EXERCISE INPUTS:
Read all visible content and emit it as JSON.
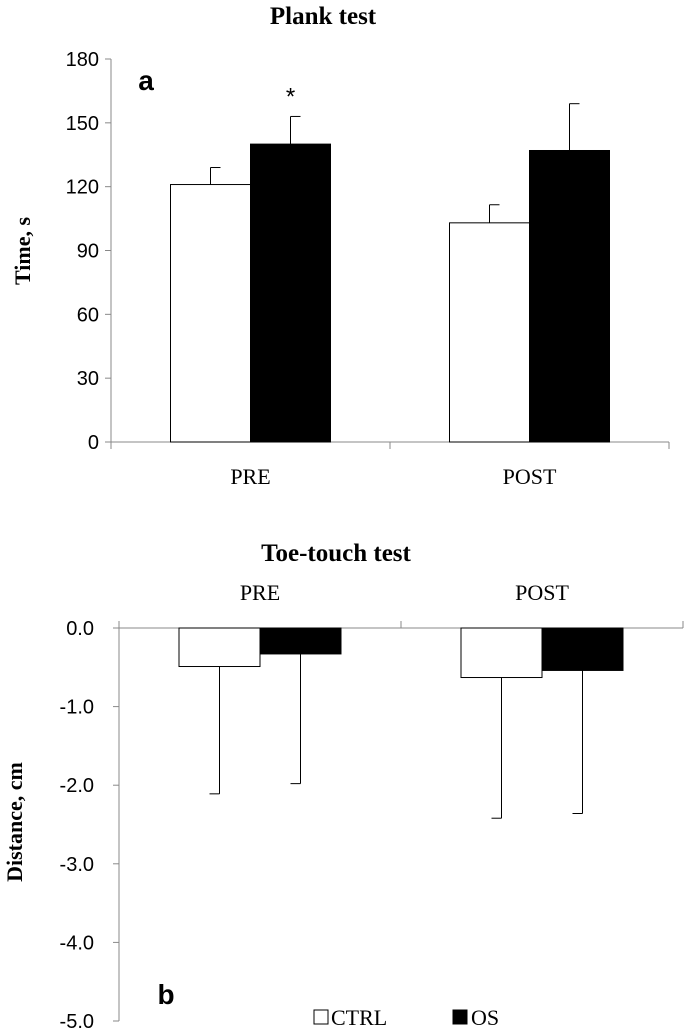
{
  "chart_data": [
    {
      "type": "bar",
      "panel_label": "a",
      "title": "Plank test",
      "ylabel": "Time, s",
      "ylim": [
        0,
        180
      ],
      "yticks": [
        "0",
        "30",
        "60",
        "90",
        "120",
        "150",
        "180"
      ],
      "categories": [
        "PRE",
        "POST"
      ],
      "series": [
        {
          "name": "CTRL",
          "color": "#ffffff",
          "values": [
            121,
            103
          ],
          "error": [
            8,
            8.5
          ]
        },
        {
          "name": "OS",
          "color": "#000000",
          "values": [
            140,
            137
          ],
          "error": [
            13,
            22
          ]
        }
      ],
      "annotations": [
        {
          "text": "*",
          "category": "PRE",
          "series": "OS"
        }
      ]
    },
    {
      "type": "bar",
      "panel_label": "b",
      "title": "Toe-touch test",
      "ylabel": "Distance, cm",
      "ylim": [
        -5.0,
        0.0
      ],
      "yticks": [
        "0.0",
        "-1.0",
        "-2.0",
        "-3.0",
        "-4.0",
        "-5.0"
      ],
      "categories": [
        "PRE",
        "POST"
      ],
      "series": [
        {
          "name": "CTRL",
          "color": "#ffffff",
          "values": [
            -0.49,
            -0.63
          ],
          "error": [
            1.62,
            1.79
          ]
        },
        {
          "name": "OS",
          "color": "#000000",
          "values": [
            -0.33,
            -0.54
          ],
          "error": [
            1.65,
            1.82
          ]
        }
      ]
    }
  ],
  "legend": {
    "placement": "bottom-center",
    "items": [
      "CTRL",
      "OS"
    ]
  }
}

AIM OF THE EXERCISE: Pick out lines containing the word "test", each one as written.

WRITTEN ANSWER:
      "title": "Plank test",
      "title": "Toe-touch test",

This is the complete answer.